# WHAT IS BEING ASKED:
If an entry holds a picture, leave the picture out and copy the rest exactly.

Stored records
^^^^^^^^^^^^^^^^
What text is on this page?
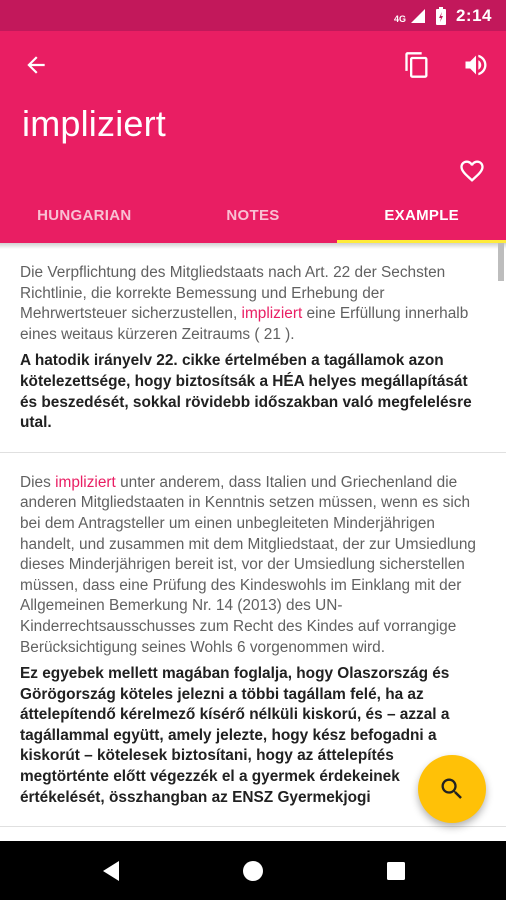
4G	2:14
impliziert
HUNGARIAN	NOTES	EXAMPLE

Die Verpflichtung des Mitgliedstaats nach Art. 22 der Sechsten Richtlinie, die korrekte Bemessung und Erhebung der Mehrwertsteuer sicherzustellen, impliziert eine Erfüllung innerhalb eines weitaus kürzeren Zeitraums ( 21 ).

A hatodik irányelv 22. cikke értelmében a tagállamok azon kötelezettsége, hogy biztosítsák a HÉA helyes megállapítását és beszedését, sokkal rövidebb időszakban való megfelelésre utal.

Dies impliziert unter anderem, dass Italien und Griechenland die anderen Mitgliedstaaten in Kenntnis setzen müssen, wenn es sich bei dem Antragsteller um einen unbegleiteten Minderjährigen handelt, und zusammen mit dem Mitgliedstaat, der zur Umsiedlung dieses Minderjährigen bereit ist, vor der Umsiedlung sicherstellen müssen, dass eine Prüfung des Kindeswohls im Einklang mit der Allgemeinen Bemerkung Nr. 14 (2013) des UN-Kinderrechtsausschusses zum Recht des Kindes auf vorrangige Berücksichtigung seines Wohls 6 vorgenommen wird.

Ez egyebek mellett magában foglalja, hogy Olaszország és Görögország köteles jelezni a többi tagállam felé, ha az áttelepítendő kérelmező kísérő nélküli kiskorú, és – azzal a tagállammal együtt, amely jelezte, hogy kész befogadni a kiskorút – kötelesek biztosítani, hogy az áttelepítés megtörténte előtt végezzék el a gyermek érdekeinek értékelését, összhangban az ENSZ Gyermekjogi
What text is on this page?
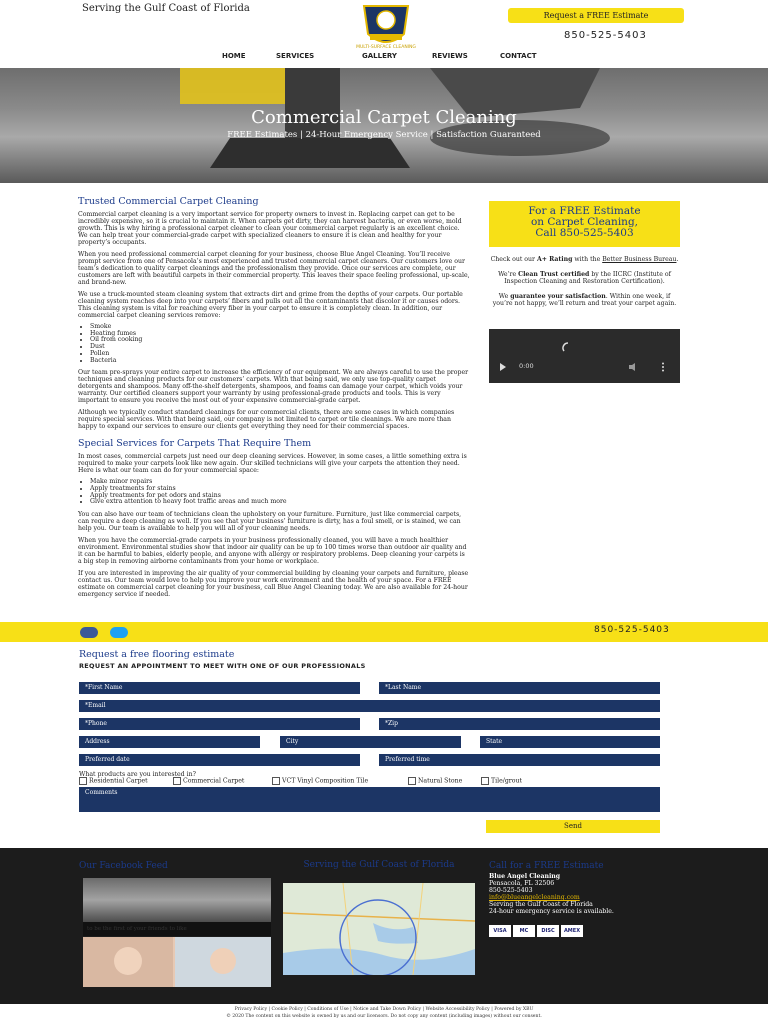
Serving the Gulf Coast of Florida
MULTI-SURFACE CLEANING
Request a FREE Estimate
850-525-5403
HOME	SERVICES	GALLERY	REVIEWS	CONTACT
Commercial Carpet Cleaning
FREE Estimates | 24-Hour Emergency Service | Satisfaction Guaranteed
Trusted Commercial Carpet Cleaning

Commercial carpet cleaning is a very important service for property owners to invest in. Replacing carpet can get to be incredibly expensive, so it is crucial to maintain it. When carpets get dirty, they can harvest bacteria, or even worse, mold growth. This is why hiring a professional carpet cleaner to clean your commercial carpet regularly is an excellent choice. We can help treat your commercial-grade carpet with specialized cleaners to ensure it is clean and healthy for your property’s occupants.

When you need professional commercial carpet cleaning for your business, choose Blue Angel Cleaning. You’ll receive prompt service from one of Pensacola’s most experienced and trusted commercial carpet cleaners. Our customers love our team’s dedication to quality carpet cleanings and the professionalism they provide. Once our services are complete, our customers are left with beautiful carpets in their commercial property. This leaves their space feeling professional, up-scale, and brand-new.

We use a truck-mounted steam cleaning system that extracts dirt and grime from the depths of your carpets. Our portable cleaning system reaches deep into your carpets’ fibers and pulls out all the contaminants that discolor it or causes odors. This cleaning system is vital for reaching every fiber in your carpet to ensure it is completely clean. In addition, our commercial carpet cleaning services remove:

• Smoke
• Heating fumes
• Oil from cooking
• Dust
• Pollen
• Bacteria

Our team pre-sprays your entire carpet to increase the efficiency of our equipment. We are always careful to use the proper techniques and cleaning products for our customers’ carpets. With that being said, we only use top-quality carpet detergents and shampoos. Many off-the-shelf detergents, shampoos, and foams can damage your carpet, which voids your warranty. Our certified cleaners support your warranty by using professional-grade products and tools. This is very important to ensure you receive the most out of your expensive commercial-grade carpet.

Although we typically conduct standard cleanings for our commercial clients, there are some cases in which companies require special services. With that being said, our company is not limited to carpet or tile cleanings. We are more than happy to expand our services to ensure our clients get everything they need for their commercial spaces.

Special Services for Carpets That Require Them

In most cases, commercial carpets just need our deep cleaning services. However, in some cases, a little something extra is required to make your carpets look like new again. Our skilled technicians will give your carpets the attention they need. Here is what our team can do for your commercial space:

• Make minor repairs
• Apply treatments for stains
• Apply treatments for pet odors and stains
• Give extra attention to heavy foot traffic areas and much more

You can also have our team of technicians clean the upholstery on your furniture. Furniture, just like commercial carpets, can require a deep cleaning as well. If you see that your business’ furniture is dirty, has a foul smell, or is stained, we can help you. Our team is available to help you will all of your cleaning needs.

When you have the commercial-grade carpets in your business professionally cleaned, you will have a much healthier environment. Environmental studies show that indoor air quality can be up to 100 times worse than outdoor air quality and it can be harmful to babies, elderly people, and anyone with allergy or respiratory problems. Deep cleaning your carpets is a big step in removing airborne contaminants from your home or workplace.

If you are interested in improving the air quality of your commercial building by cleaning your carpets and furniture, please contact us. Our team would love to help you improve your work environment and the health of your space. For a FREE estimate on commercial carpet cleaning for your business, call Blue Angel Cleaning today. We are also available for 24-hour emergency service if needed.

For a FREE Estimate
on Carpet Cleaning,
Call 850-525-5403

Check out our A+ Rating with the Better Business Bureau.

We’re Clean Trust certified by the IICRC (Institute of Inspection Cleaning and Restoration Certification).

We guarantee your satisfaction. Within one week, if you’re not happy, we’ll return and treat your carpet again.

0:00
850-525-5403
Request a free flooring estimate
REQUEST AN APPOINTMENT TO MEET WITH ONE OF OUR PROFESSIONALS
*First Name	*Last Name
*Email
*Phone	*Zip
Address	City	State
Preferred date	Preferred time
What products are you interested in?
Residential Carpet	Commercial Carpet	VCT Vinyl Composition Tile	Natural Stone	Tile/grout
Comments
Send
Our Facebook Feed
to be the first of your friends to like
Serving the Gulf Coast of Florida	Call for a FREE Estimate
Blue Angel Cleaning
Pensacola, FL 32506
850-525-5403
info@blueangelcleaning.com
Serving the Gulf Coast of Florida
24-hour emergency service is available.
VISA	MC	DISC AMEX
Privacy Policy | Cookie Policy | Conditions of Use | Notice and Take Down Policy | Website Accessibility Policy | Powered by XBU
© 2020 The content on this website is owned by us and our licensors. Do not copy any content (including images) without our consent.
^^^^^^^^^^^^^^^^
# SOLUTION BELOW:
What text is on this page?
4G	2:14
impliziert
HUNGARIAN	NOTES	EXAMPLE

Die Verpflichtung des Mitgliedstaats nach Art. 22 der Sechsten Richtlinie, die korrekte Bemessung und Erhebung der Mehrwertsteuer sicherzustellen, impliziert eine Erfüllung innerhalb eines weitaus kürzeren Zeitraums ( 21 ).

A hatodik irányelv 22. cikke értelmében a tagállamok azon kötelezettsége, hogy biztosítsák a HÉA helyes megállapítását és beszedését, sokkal rövidebb időszakban való megfelelésre utal.

Dies impliziert unter anderem, dass Italien und Griechenland die anderen Mitgliedstaaten in Kenntnis setzen müssen, wenn es sich bei dem Antragsteller um einen unbegleiteten Minderjährigen handelt, und zusammen mit dem Mitgliedstaat, der zur Umsiedlung dieses Minderjährigen bereit ist, vor der Umsiedlung sicherstellen müssen, dass eine Prüfung des Kindeswohls im Einklang mit der Allgemeinen Bemerkung Nr. 14 (2013) des UN-Kinderrechtsausschusses zum Recht des Kindes auf vorrangige Berücksichtigung seines Wohls 6 vorgenommen wird.

Ez egyebek mellett magában foglalja, hogy Olaszország és Görögország köteles jelezni a többi tagállam felé, ha az áttelepítendő kérelmező kísérő nélküli kiskorú, és – azzal a tagállammal együtt, amely jelezte, hogy kész befogadni a kiskorút – kötelesek biztosítani, hogy az áttelepítés megtörténte előtt végezzék el a gyermek érdekeinek értékelését, összhangban az ENSZ Gyermekjogi
What text is on this page?
Serving the Gulf Coast of Florida
MULTI-SURFACE CLEANING
Request a FREE Estimate
850-525-5403
HOME	SERVICES	GALLERY	REVIEWS	CONTACT
Commercial Carpet Cleaning
FREE Estimates | 24-Hour Emergency Service | Satisfaction Guaranteed
Trusted Commercial Carpet Cleaning

Commercial carpet cleaning is a very important service for property owners to invest in. Replacing carpet can get to be incredibly expensive, so it is crucial to maintain it. When carpets get dirty, they can harvest bacteria, or even worse, mold growth. This is why hiring a professional carpet cleaner to clean your commercial carpet regularly is an excellent choice. We can help treat your commercial-grade carpet with specialized cleaners to ensure it is clean and healthy for your property’s occupants.

When you need professional commercial carpet cleaning for your business, choose Blue Angel Cleaning. You’ll receive prompt service from one of Pensacola’s most experienced and trusted commercial carpet cleaners. Our customers love our team’s dedication to quality carpet cleanings and the professionalism they provide. Once our services are complete, our customers are left with beautiful carpets in their commercial property. This leaves their space feeling professional, up-scale, and brand-new.

We use a truck-mounted steam cleaning system that extracts dirt and grime from the depths of your carpets. Our portable cleaning system reaches deep into your carpets’ fibers and pulls out all the contaminants that discolor it or causes odors. This cleaning system is vital for reaching every fiber in your carpet to ensure it is completely clean. In addition, our commercial carpet cleaning services remove:

• Smoke
• Heating fumes
• Oil from cooking
• Dust
• Pollen
• Bacteria

Our team pre-sprays your entire carpet to increase the efficiency of our equipment. We are always careful to use the proper techniques and cleaning products for our customers’ carpets. With that being said, we only use top-quality carpet detergents and shampoos. Many off-the-shelf detergents, shampoos, and foams can damage your carpet, which voids your warranty. Our certified cleaners support your warranty by using professional-grade products and tools. This is very important to ensure you receive the most out of your expensive commercial-grade carpet.

Although we typically conduct standard cleanings for our commercial clients, there are some cases in which companies require special services. With that being said, our company is not limited to carpet or tile cleanings. We are more than happy to expand our services to ensure our clients get everything they need for their commercial spaces.

Special Services for Carpets That Require Them

In most cases, commercial carpets just need our deep cleaning services. However, in some cases, a little something extra is required to make your carpets look like new again. Our skilled technicians will give your carpets the attention they need. Here is what our team can do for your commercial space:

• Make minor repairs
• Apply treatments for stains
• Apply treatments for pet odors and stains
• Give extra attention to heavy foot traffic areas and much more

You can also have our team of technicians clean the upholstery on your furniture. Furniture, just like commercial carpets, can require a deep cleaning as well. If you see that your business’ furniture is dirty, has a foul smell, or is stained, we can help you. Our team is available to help you will all of your cleaning needs.

When you have the commercial-grade carpets in your business professionally cleaned, you will have a much healthier environment. Environmental studies show that indoor air quality can be up to 100 times worse than outdoor air quality and it can be harmful to babies, elderly people, and anyone with allergy or respiratory problems. Deep cleaning your carpets is a big step in removing airborne contaminants from your home or workplace.

If you are interested in improving the air quality of your commercial building by cleaning your carpets and furniture, please contact us. Our team would love to help you improve your work environment and the health of your space. For a FREE estimate on commercial carpet cleaning for your business, call Blue Angel Cleaning today. We are also available for 24-hour emergency service if needed.

For a FREE Estimate
on Carpet Cleaning,
Call 850-525-5403

Check out our A+ Rating with the Better Business Bureau.

We’re Clean Trust certified by the IICRC (Institute of Inspection Cleaning and Restoration Certification).

We guarantee your satisfaction. Within one week, if you’re not happy, we’ll return and treat your carpet again.

0:00
850-525-5403
Request a free flooring estimate
REQUEST AN APPOINTMENT TO MEET WITH ONE OF OUR PROFESSIONALS
*First Name	*Last Name
*Email
*Phone	*Zip
Address	City	State
Preferred date	Preferred time
What products are you interested in?
Residential Carpet	Commercial Carpet	VCT Vinyl Composition Tile	Natural Stone	Tile/grout
Comments
Send
Our Facebook Feed
to be the first of your friends to like
Serving the Gulf Coast of Florida	Call for a FREE Estimate
Blue Angel Cleaning
Pensacola, FL 32506
850-525-5403
info@blueangelcleaning.com
Serving the Gulf Coast of Florida
24-hour emergency service is available.
VISA	MC	DISC AMEX
Privacy Policy | Cookie Policy | Conditions of Use | Notice and Take Down Policy | Website Accessibility Policy | Powered by XBU
© 2020 The content on this website is owned by us and our licensors. Do not copy any content (including images) without our consent.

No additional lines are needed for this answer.